[Extracts from a graphics dataset]
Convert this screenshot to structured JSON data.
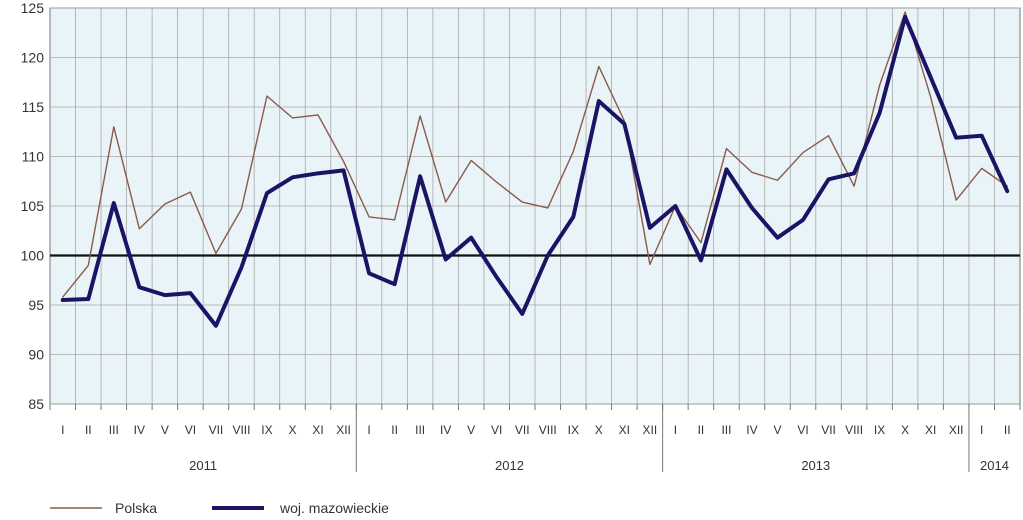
{
  "chart_data": {
    "type": "line",
    "title": "",
    "xlabel": "",
    "ylabel": "",
    "ylim": [
      85,
      125
    ],
    "yticks": [
      "85",
      "90",
      "95",
      "100",
      "105",
      "110",
      "115",
      "120",
      "125"
    ],
    "reference_line": 100,
    "grid": true,
    "legend_position": "bottom-left",
    "categories": [
      "I",
      "II",
      "III",
      "IV",
      "V",
      "VI",
      "VII",
      "VIII",
      "IX",
      "X",
      "XI",
      "XII",
      "I",
      "II",
      "III",
      "IV",
      "V",
      "VI",
      "VII",
      "VIII",
      "IX",
      "X",
      "XI",
      "XII",
      "I",
      "II",
      "III",
      "IV",
      "V",
      "VI",
      "VII",
      "VIII",
      "IX",
      "X",
      "XI",
      "XII",
      "I",
      "II"
    ],
    "years": [
      {
        "label": "2011",
        "start": 0,
        "count": 12
      },
      {
        "label": "2012",
        "start": 12,
        "count": 12
      },
      {
        "label": "2013",
        "start": 24,
        "count": 12
      },
      {
        "label": "2014",
        "start": 36,
        "count": 2
      }
    ],
    "series": [
      {
        "name": "Polska",
        "color": "#8b5a4a",
        "values": [
          95.8,
          99.0,
          113.0,
          102.7,
          105.2,
          106.4,
          100.2,
          104.7,
          116.1,
          113.9,
          114.2,
          109.5,
          103.9,
          103.6,
          114.1,
          105.4,
          109.6,
          107.4,
          105.4,
          104.8,
          110.5,
          119.1,
          113.6,
          99.1,
          105.0,
          101.3,
          110.8,
          108.4,
          107.6,
          110.4,
          112.1,
          107.0,
          117.2,
          124.6,
          116.0,
          105.6,
          108.8,
          107.0
        ]
      },
      {
        "name": "woj. mazowieckie",
        "color": "#1b1464",
        "values": [
          95.5,
          95.6,
          105.3,
          96.8,
          96.0,
          96.2,
          92.9,
          98.8,
          106.3,
          107.9,
          108.3,
          108.6,
          98.2,
          97.1,
          108.0,
          99.6,
          101.8,
          97.8,
          94.1,
          100.0,
          103.9,
          115.6,
          113.3,
          102.8,
          105.0,
          99.5,
          108.7,
          104.8,
          101.8,
          103.6,
          107.7,
          108.3,
          114.4,
          124.1,
          118.0,
          111.9,
          112.1,
          106.5
        ]
      }
    ]
  }
}
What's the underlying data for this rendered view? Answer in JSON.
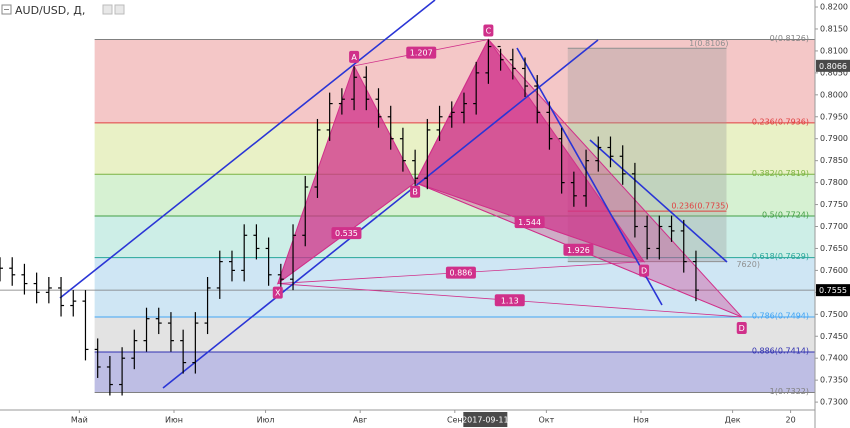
{
  "chart_data": {
    "type": "ohlc",
    "title": "AUD/USD, Д,",
    "x": [
      4,
      8,
      12,
      16,
      20,
      24,
      28,
      32,
      36,
      40,
      44,
      48,
      52,
      56,
      60,
      64,
      68,
      72,
      76,
      80,
      84,
      88,
      92,
      96,
      100,
      104,
      108,
      112,
      116,
      120,
      124,
      128,
      132,
      136,
      140,
      144,
      148,
      152,
      156,
      160,
      164,
      168,
      172,
      176,
      180,
      184,
      188,
      192,
      196,
      200,
      204,
      208,
      212,
      216,
      220,
      224,
      228,
      232
    ],
    "open": [
      0.76,
      0.7605,
      0.759,
      0.757,
      0.755,
      0.756,
      0.752,
      0.753,
      0.742,
      0.738,
      0.734,
      0.74,
      0.744,
      0.749,
      0.748,
      0.744,
      0.739,
      0.748,
      0.756,
      0.762,
      0.76,
      0.768,
      0.765,
      0.759,
      0.758,
      0.768,
      0.779,
      0.792,
      0.798,
      0.799,
      0.804,
      0.799,
      0.795,
      0.79,
      0.785,
      0.781,
      0.792,
      0.795,
      0.796,
      0.798,
      0.805,
      0.811,
      0.808,
      0.806,
      0.802,
      0.796,
      0.79,
      0.78,
      0.777,
      0.785,
      0.788,
      0.786,
      0.782,
      0.77,
      0.765,
      0.77,
      0.769,
      0.762
    ],
    "high": [
      0.763,
      0.763,
      0.7615,
      0.7595,
      0.7585,
      0.7585,
      0.7555,
      0.7555,
      0.7445,
      0.7405,
      0.7425,
      0.7465,
      0.7515,
      0.7515,
      0.7505,
      0.7465,
      0.7505,
      0.7585,
      0.7645,
      0.7645,
      0.7705,
      0.7705,
      0.7675,
      0.7615,
      0.7705,
      0.7815,
      0.7945,
      0.8005,
      0.8015,
      0.8065,
      0.8065,
      0.8015,
      0.7975,
      0.7925,
      0.7875,
      0.7945,
      0.7975,
      0.7985,
      0.8005,
      0.8075,
      0.8126,
      0.8105,
      0.8105,
      0.8085,
      0.8045,
      0.7985,
      0.7925,
      0.7825,
      0.7875,
      0.7905,
      0.7905,
      0.7885,
      0.7845,
      0.7725,
      0.7725,
      0.7725,
      0.7715,
      0.7645
    ],
    "low": [
      0.7575,
      0.7565,
      0.7545,
      0.7525,
      0.7525,
      0.7495,
      0.7495,
      0.7395,
      0.7355,
      0.7315,
      0.7315,
      0.7375,
      0.7415,
      0.7455,
      0.7415,
      0.7365,
      0.7365,
      0.7455,
      0.7535,
      0.7575,
      0.7575,
      0.7625,
      0.7565,
      0.7555,
      0.7555,
      0.7655,
      0.7765,
      0.7895,
      0.7955,
      0.7965,
      0.7965,
      0.7925,
      0.7875,
      0.7825,
      0.7785,
      0.7785,
      0.7895,
      0.7925,
      0.7935,
      0.7955,
      0.8025,
      0.8055,
      0.8035,
      0.7995,
      0.7935,
      0.7875,
      0.7775,
      0.7745,
      0.7745,
      0.7825,
      0.7835,
      0.7795,
      0.7675,
      0.7625,
      0.7625,
      0.7665,
      0.7595,
      0.753
    ],
    "close": [
      0.7605,
      0.759,
      0.757,
      0.755,
      0.756,
      0.752,
      0.753,
      0.742,
      0.738,
      0.734,
      0.74,
      0.744,
      0.749,
      0.748,
      0.744,
      0.739,
      0.748,
      0.756,
      0.762,
      0.76,
      0.768,
      0.765,
      0.759,
      0.758,
      0.768,
      0.779,
      0.792,
      0.798,
      0.799,
      0.804,
      0.799,
      0.795,
      0.79,
      0.785,
      0.781,
      0.792,
      0.795,
      0.796,
      0.798,
      0.805,
      0.811,
      0.808,
      0.806,
      0.802,
      0.796,
      0.79,
      0.78,
      0.777,
      0.785,
      0.788,
      0.786,
      0.782,
      0.77,
      0.765,
      0.77,
      0.769,
      0.762,
      0.7555
    ],
    "color": "#000000",
    "xlim": [
      4,
      271
    ],
    "xticks": [
      {
        "value": 30,
        "label": "Май"
      },
      {
        "value": 61,
        "label": "Июн"
      },
      {
        "value": 91,
        "label": "Июл"
      },
      {
        "value": 122,
        "label": "Авг"
      },
      {
        "value": 153,
        "label": "Сен"
      },
      {
        "value": 183,
        "label": "Окт"
      },
      {
        "value": 214,
        "label": "Ноя"
      },
      {
        "value": 244,
        "label": "Дек"
      },
      {
        "value": 263,
        "label": "20"
      }
    ],
    "cursor_x": {
      "value": 163,
      "label": "2017-09-11"
    },
    "ylim": [
      0.7282,
      0.8216
    ],
    "yticks": [
      {
        "value": 0.73,
        "label": "0.7300"
      },
      {
        "value": 0.735,
        "label": "0.7350"
      },
      {
        "value": 0.74,
        "label": "0.7400"
      },
      {
        "value": 0.745,
        "label": "0.7450"
      },
      {
        "value": 0.75,
        "label": "0.7500"
      },
      {
        "value": 0.755,
        "label": "0.7550"
      },
      {
        "value": 0.76,
        "label": "0.7600"
      },
      {
        "value": 0.765,
        "label": "0.7650"
      },
      {
        "value": 0.77,
        "label": "0.7700"
      },
      {
        "value": 0.775,
        "label": "0.7750"
      },
      {
        "value": 0.78,
        "label": "0.7800"
      },
      {
        "value": 0.785,
        "label": "0.7850"
      },
      {
        "value": 0.79,
        "label": "0.7900"
      },
      {
        "value": 0.795,
        "label": "0.7950"
      },
      {
        "value": 0.8,
        "label": "0.8000"
      },
      {
        "value": 0.805,
        "label": "0.8050"
      },
      {
        "value": 0.81,
        "label": "0.8100"
      },
      {
        "value": 0.815,
        "label": "0.8150"
      },
      {
        "value": 0.82,
        "label": "0.8200"
      }
    ],
    "price_tags": [
      {
        "value": 0.8066,
        "label": "0.8066",
        "color": "#4a4a4a"
      },
      {
        "value": 0.7555,
        "label": "0.7555",
        "color": "#000000"
      }
    ],
    "fib": {
      "x_start": 35,
      "levels": [
        {
          "value": 0.8126,
          "label": "0(0.8126)",
          "color": "#808080",
          "fill": "#f4c7c7"
        },
        {
          "value": 0.7936,
          "label": "0.236(0.7936)",
          "color": "#e04040",
          "fill": "#e9f1c6"
        },
        {
          "value": 0.7819,
          "label": "0.382(0.7819)",
          "color": "#7cb342",
          "fill": "#d6f1d2"
        },
        {
          "value": 0.7724,
          "label": "0.5(0.7724)",
          "color": "#43a047",
          "fill": "#cdeee7"
        },
        {
          "value": 0.7629,
          "label": "0.618(0.7629)",
          "color": "#26a69a",
          "fill": "#cfe6f4"
        },
        {
          "value": 0.7494,
          "label": "0.786(0.7494)",
          "color": "#42a5f5",
          "fill": "#e3e3e3"
        },
        {
          "value": 0.7414,
          "label": "0.886(0.7414)",
          "color": "#3030b0",
          "fill": "#bebee4"
        },
        {
          "value": 0.7322,
          "label": "1(0.7322)",
          "color": "#808080"
        }
      ]
    },
    "fib_extension": {
      "x_start": 190,
      "x_end": 242,
      "levels": [
        {
          "value": 0.8106,
          "label": "1(0.8106)",
          "color": "#909090"
        },
        {
          "value": 0.7735,
          "label": "0.236(0.7735)",
          "color": "#e04040"
        },
        {
          "value": 0.762,
          "label": "7620)",
          "color": "#909090"
        }
      ]
    },
    "pattern": {
      "color": "#d0308a",
      "points": [
        {
          "label": "X",
          "x": 95,
          "price": 0.757
        },
        {
          "label": "A",
          "x": 120,
          "price": 0.8066
        },
        {
          "label": "B",
          "x": 140,
          "price": 0.78
        },
        {
          "label": "C",
          "x": 164,
          "price": 0.8126
        },
        {
          "label": "D",
          "x": 215,
          "price": 0.762
        },
        {
          "label": "D",
          "x": 247,
          "price": 0.7494
        }
      ],
      "ratios": [
        1.207,
        0.535,
        0.886,
        1.544,
        1.926,
        1.13
      ]
    }
  }
}
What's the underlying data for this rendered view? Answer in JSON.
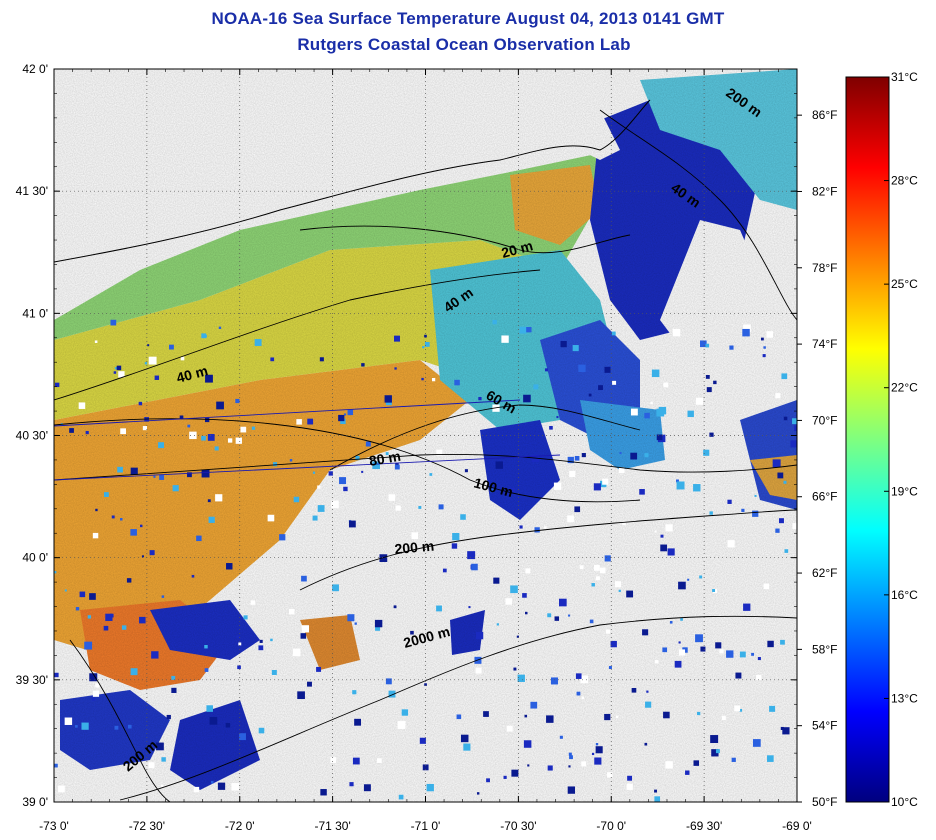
{
  "header": {
    "title": "NOAA-16 Sea Surface Temperature August 04, 2013 0141 GMT",
    "subtitle": "Rutgers Coastal Ocean Observation Lab"
  },
  "map": {
    "lon_range": [
      -73.0,
      -69.0
    ],
    "lat_range": [
      39.0,
      42.0
    ],
    "lon_ticks": [
      {
        "value": -73.0,
        "label": "-73 0'"
      },
      {
        "value": -72.5,
        "label": "-72 30'"
      },
      {
        "value": -72.0,
        "label": "-72 0'"
      },
      {
        "value": -71.5,
        "label": "-71 30'"
      },
      {
        "value": -71.0,
        "label": "-71 0'"
      },
      {
        "value": -70.5,
        "label": "-70 30'"
      },
      {
        "value": -70.0,
        "label": "-70 0'"
      },
      {
        "value": -69.5,
        "label": "-69 30'"
      },
      {
        "value": -69.0,
        "label": "-69 0'"
      }
    ],
    "lat_ticks": [
      {
        "value": 42.0,
        "label": "42 0'"
      },
      {
        "value": 41.5,
        "label": "41 30'"
      },
      {
        "value": 41.0,
        "label": "41 0'"
      },
      {
        "value": 40.5,
        "label": "40 30'"
      },
      {
        "value": 40.0,
        "label": "40 0'"
      },
      {
        "value": 39.5,
        "label": "39 30'"
      },
      {
        "value": 39.0,
        "label": "39 0'"
      }
    ],
    "grid": "dotted",
    "contour_labels": [
      "20 m",
      "40 m",
      "40 m",
      "40 m",
      "60 m",
      "80 m",
      "100 m",
      "200 m",
      "200 m",
      "200 m",
      "2000 m"
    ]
  },
  "colorbar": {
    "celsius_range": [
      10,
      31
    ],
    "fahrenheit_range": [
      50,
      88
    ],
    "celsius_ticks": [
      {
        "value": 31,
        "label": "31°C"
      },
      {
        "value": 28,
        "label": "28°C"
      },
      {
        "value": 25,
        "label": "25°C"
      },
      {
        "value": 22,
        "label": "22°C"
      },
      {
        "value": 19,
        "label": "19°C"
      },
      {
        "value": 16,
        "label": "16°C"
      },
      {
        "value": 13,
        "label": "13°C"
      },
      {
        "value": 10,
        "label": "10°C"
      }
    ],
    "fahrenheit_ticks": [
      {
        "value": 86,
        "label": "86°F"
      },
      {
        "value": 82,
        "label": "82°F"
      },
      {
        "value": 78,
        "label": "78°F"
      },
      {
        "value": 74,
        "label": "74°F"
      },
      {
        "value": 70,
        "label": "70°F"
      },
      {
        "value": 66,
        "label": "66°F"
      },
      {
        "value": 62,
        "label": "62°F"
      },
      {
        "value": 58,
        "label": "58°F"
      },
      {
        "value": 54,
        "label": "54°F"
      },
      {
        "value": 50,
        "label": "50°F"
      }
    ],
    "colormap": [
      "#00007f",
      "#0000ff",
      "#007fff",
      "#00ffff",
      "#7fff7f",
      "#ffff00",
      "#ff7f00",
      "#ff0000",
      "#7f0000"
    ]
  },
  "colors": {
    "title": "#1a2ea8",
    "warm": "#f0a030",
    "mid": "#e8e040",
    "cool": "#6ed0a0",
    "cold": "#1a2ac0"
  }
}
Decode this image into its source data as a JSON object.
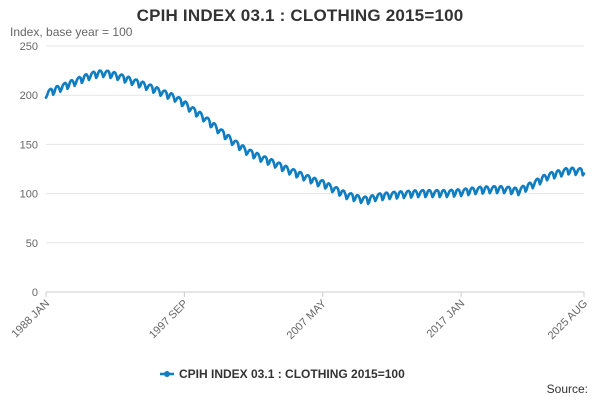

== What you are asked to do ==
Find every line in the records that contains the word "JSON"; copy those lines.

== Solution to the exercise ==
Convert this screenshot to structured JSON data.
What's the underlying data for this rendered view? Answer in JSON.
What's the underlying data for this rendered view? Answer in JSON.
Decode this image into its source data as a JSON object.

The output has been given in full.